→ Exercise prompt:
Report how many lines of the listing below include the word "text". Give nothing but the number.

→ Exercise input:
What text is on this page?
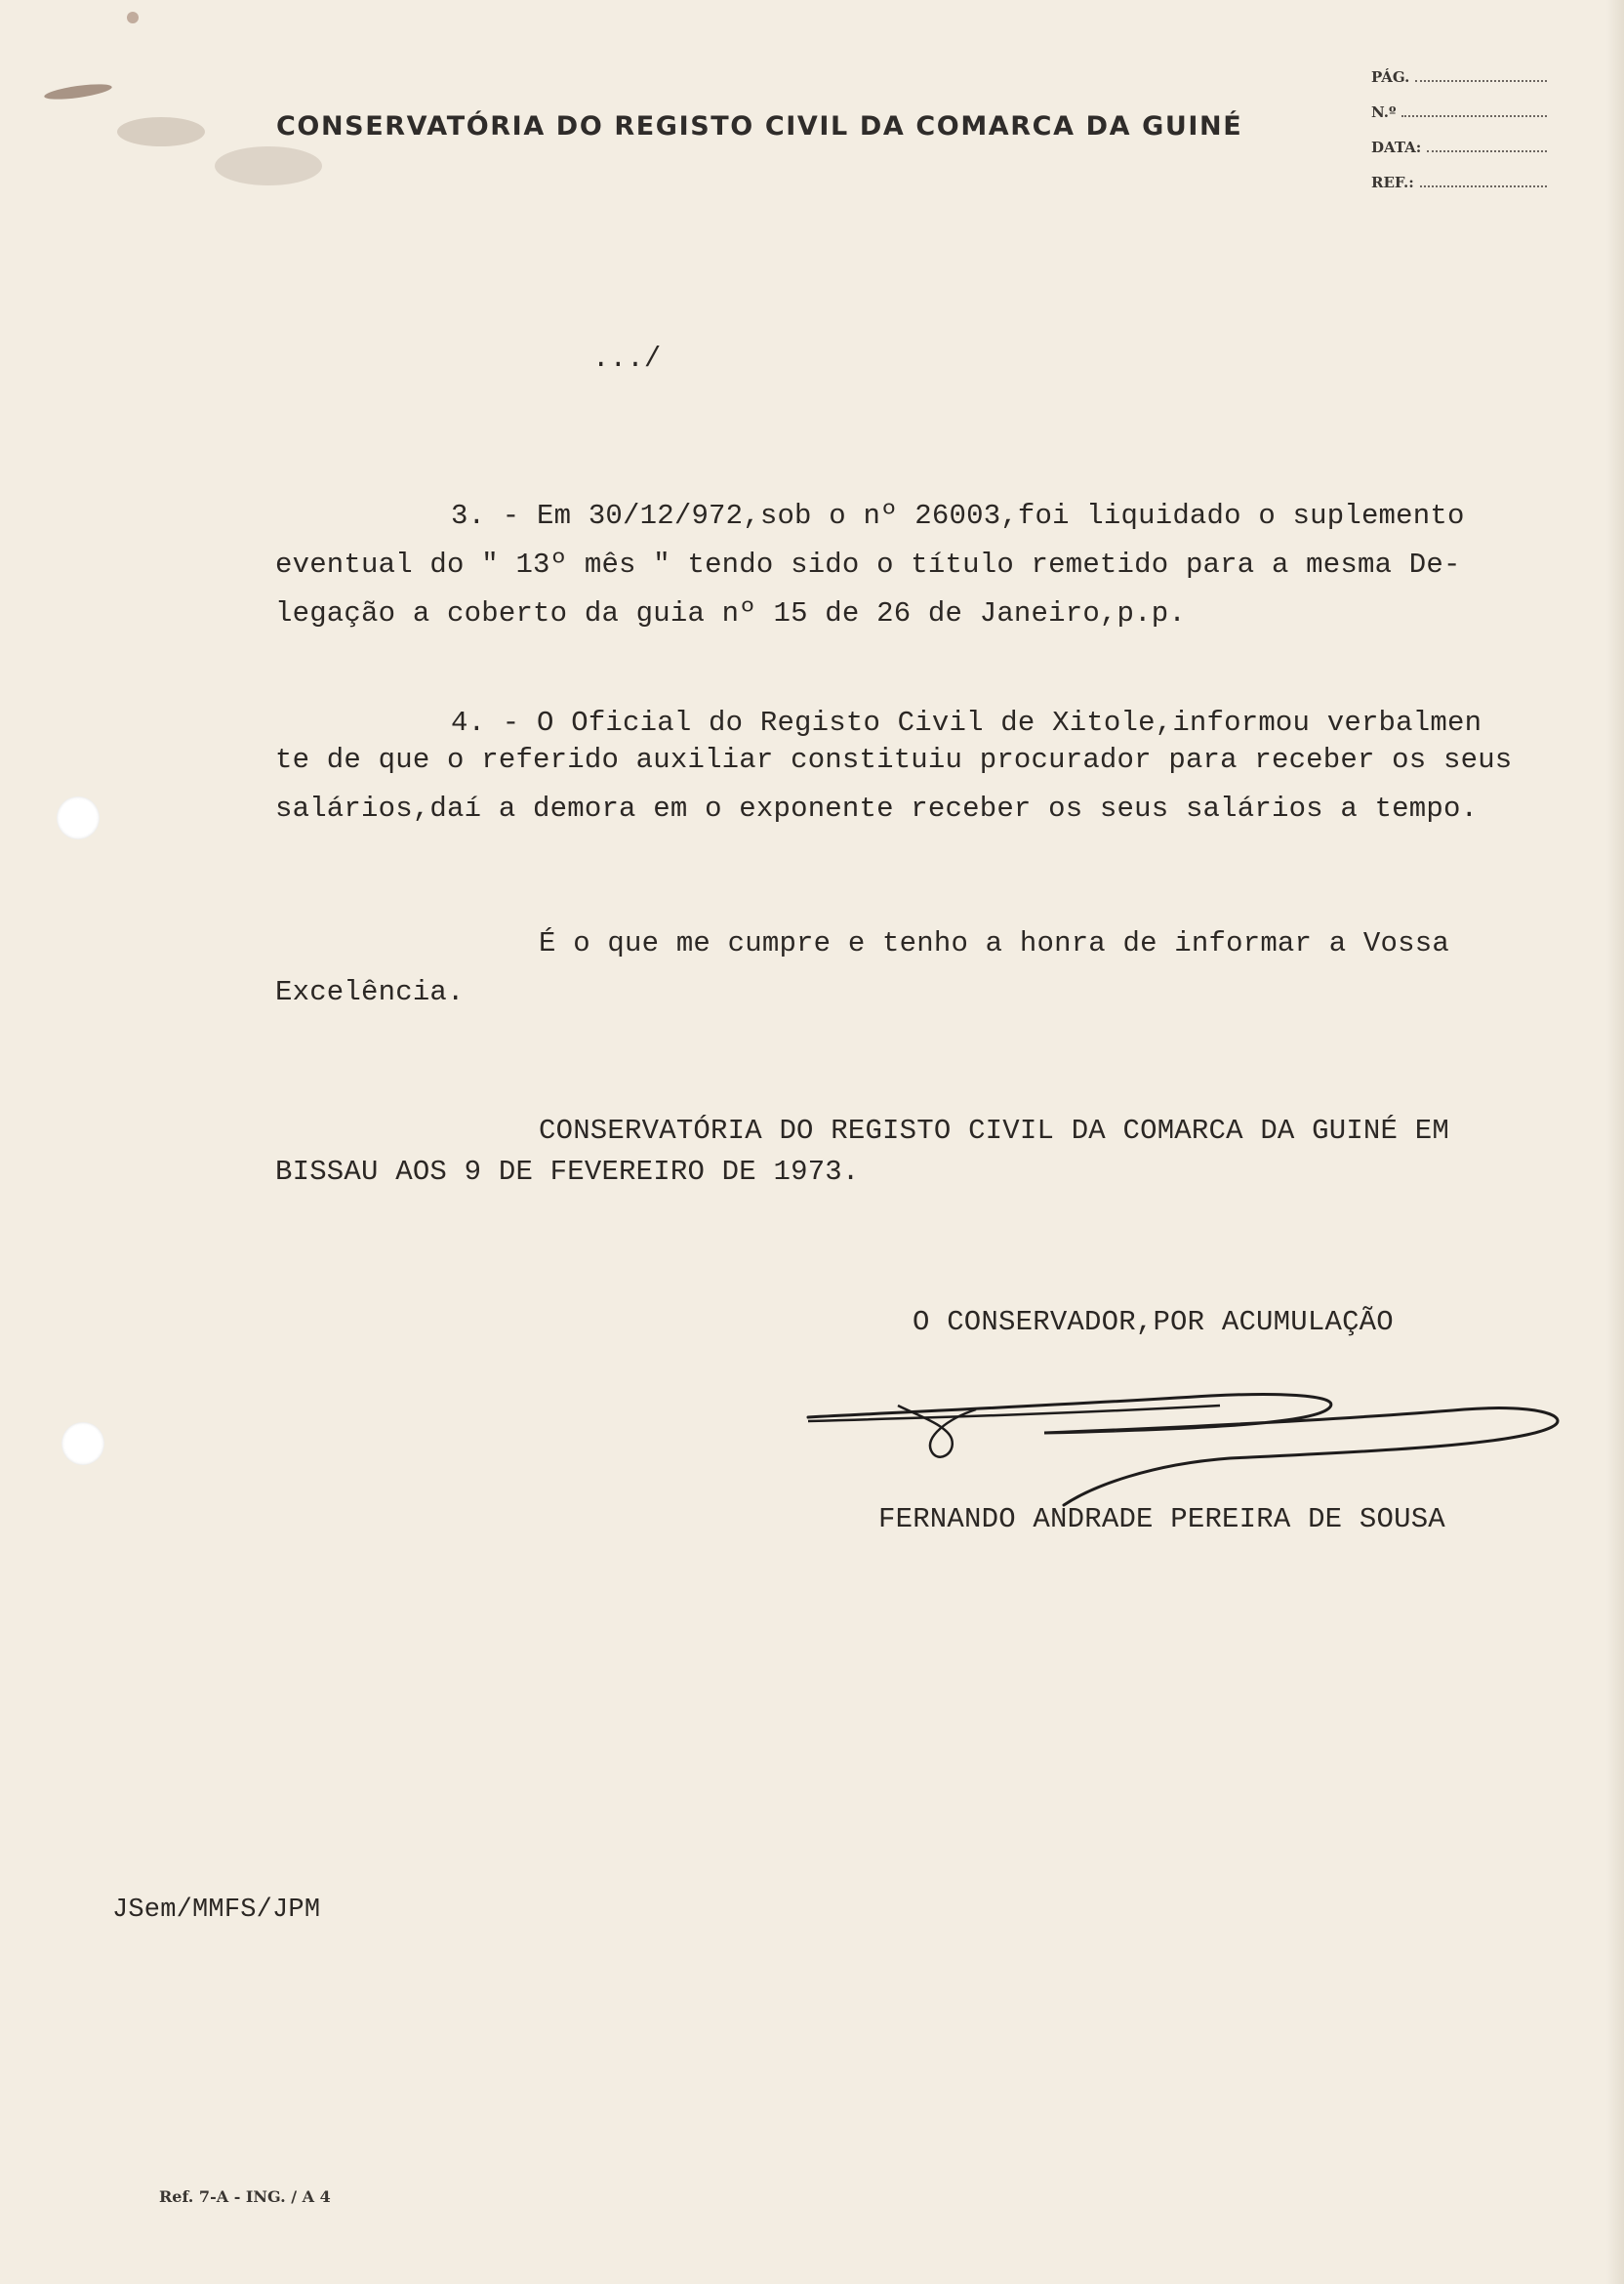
CONSERVATÓRIA DO REGISTO CIVIL DA COMARCA DA GUINÉ
PÁG.
N.º
DATA:
REF.:
.../
3. - Em 30/12/972,sob o nº 26003,foi liquidado o suplemento
eventual do " 13º mês " tendo sido o título remetido para a mesma De-
legação a coberto da guia nº 15 de 26 de Janeiro,p.p.
4. - O Oficial do Registo Civil de Xitole,informou verbalmen
te de que o referido auxiliar constituiu procurador para receber os seus
salários,daí a demora em o exponente receber os seus salários a tempo.
É o que me cumpre e tenho a honra de informar a Vossa
Excelência.
CONSERVATÓRIA DO REGISTO CIVIL DA COMARCA DA GUINÉ EM
BISSAU AOS 9 DE FEVEREIRO DE 1973.
O CONSERVADOR,POR ACUMULAÇÃO
FERNANDO ANDRADE PEREIRA DE SOUSA
JSem/MMFS/JPM
Ref. 7-A - ING. / A 4
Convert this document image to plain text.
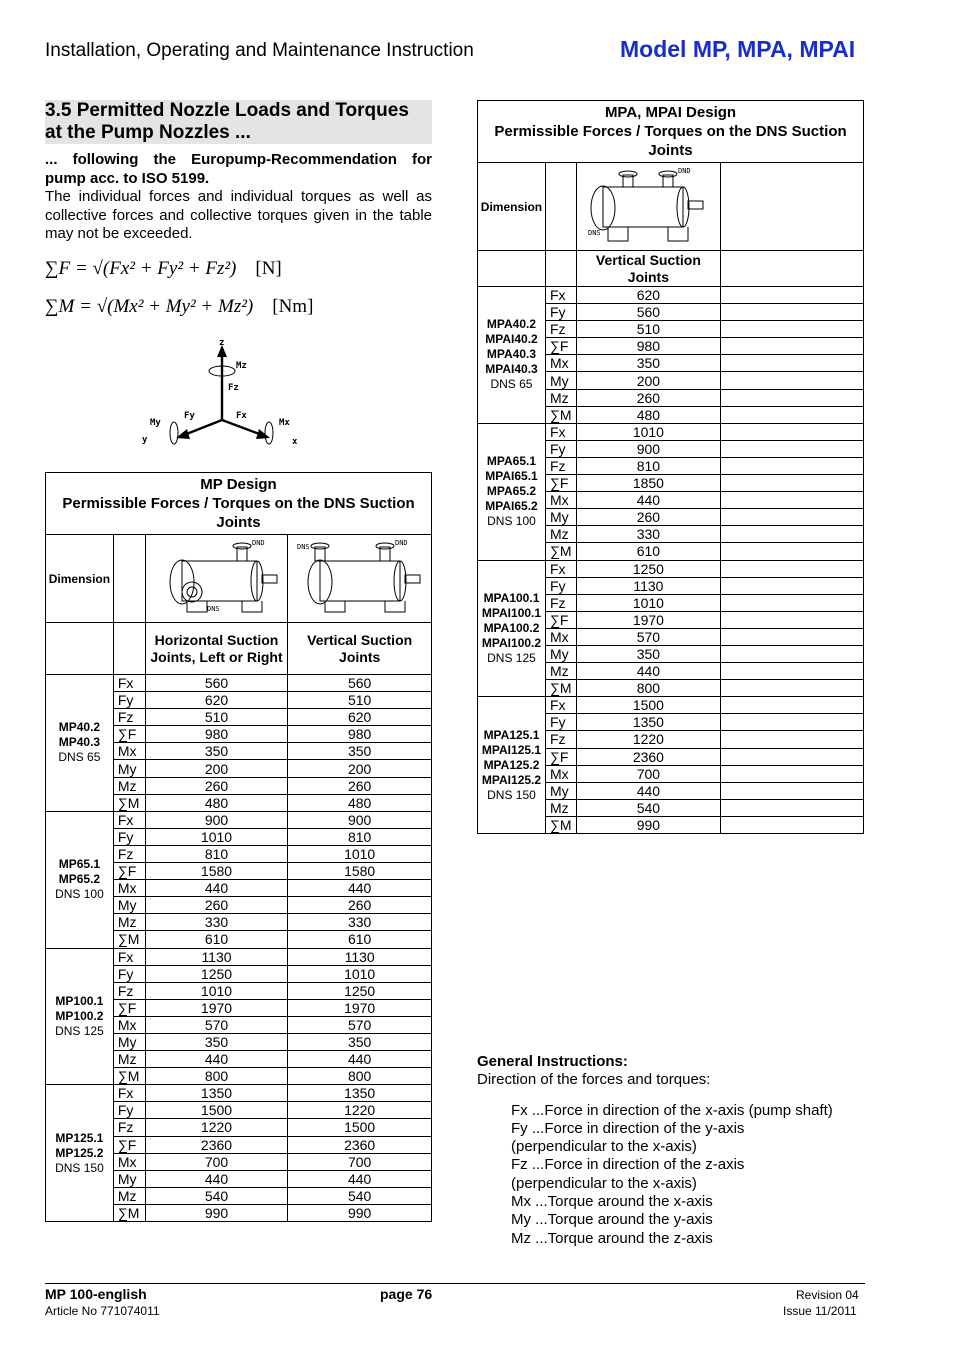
Installation, Operating and Maintenance Instruction	Model MP, MPA, MPAI
3.5 Permitted Nozzle Loads and Torques
at the Pump Nozzles ...
... following the Europump-Recommendation for pump acc. to ISO 5199.
The individual forces and individual torques as well as collective forces and collective torques given in the table may not be exceeded.
∑F = √(Fx² + Fy² + Fz²) [N]
∑M = √(Mx² + My² + Mz²) [Nm]
z
Mz
Fz
Fy	Fx
My	Mx
y	x
MP Design
Permissible Forces / Torques on the DNS Suction Joints			

Dimension		DNS
DND	DNS DND

		Horizontal Suction Joints, Left or Right	Vertical Suction Joints

MP40.2
MP40.3
DNS 65	Fx	560	560
	Fy	620	510
	Fz	510	620
	∑F	980	980
	Mx	350	350
	My	200	200
	Mz	260	260
	∑M	480	480

MP65.1
MP65.2
DNS 100	Fx	900	900
	Fy	1010	810
	Fz	810	1010
	∑F	1580	1580
	Mx	440	440
	My	260	260
	Mz	330	330
	∑M	610	610

MP100.1
MP100.2
DNS 125	Fx	1130	1130
	Fy	1250	1010
	Fz	1010	1250
	∑F	1970	1970
	Mx	570	570
	My	350	350
	Mz	440	440
	∑M	800	800

MP125.1
MP125.2
DNS 150	Fx	1350	1350
	Fy	1500	1220
	Fz	1220	1500
	∑F	2360	2360
	Mx	700	700
	My	440	440
	Mz	540	540
	∑M	990	990
MPA, MPAI Design
Permissible Forces / Torques on the DNS Suction Joints			

Dimension		DNS
DND	

		Vertical Suction Joints	

MPA40.2
MPAI40.2
MPA40.3
MPAI40.3
DNS 65	Fx	620	
	Fy	560	
	Fz	510	
	∑F	980	
	Mx	350	
	My	200	
	Mz	260	
	∑M	480	

MPA65.1
MPAI65.1
MPA65.2
MPAI65.2
DNS 100	Fx	1010	
	Fy	900	
	Fz	810	
	∑F	1850	
	Mx	440	
	My	260	
	Mz	330	
	∑M	610	

MPA100.1
MPAI100.1
MPA100.2
MPAI100.2
DNS 125	Fx	1250	
	Fy	1130	
	Fz	1010	
	∑F	1970	
	Mx	570	
	My	350	
	Mz	440	
	∑M	800	

MPA125.1
MPAI125.1
MPA125.2
MPAI125.2
DNS 150	Fx	1500	
	Fy	1350	
	Fz	1220	
	∑F	2360	
	Mx	700	
	My	440	
	Mz	540	
	∑M	990	
General Instructions:
Direction of the forces and torques:
Fx ...Force in direction of the x-axis (pump shaft)
Fy ...Force in direction of the y-axis (perpendicular to the x-axis)
Fz ...Force in direction of the z-axis (perpendicular to the x-axis)
Mx ...Torque around the x-axis
My ...Torque around the y-axis
Mz ...Torque around the z-axis
MP 100-english
Article No 771074011
page 76	Revision 04
Issue 11/2011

→ Solution below:
2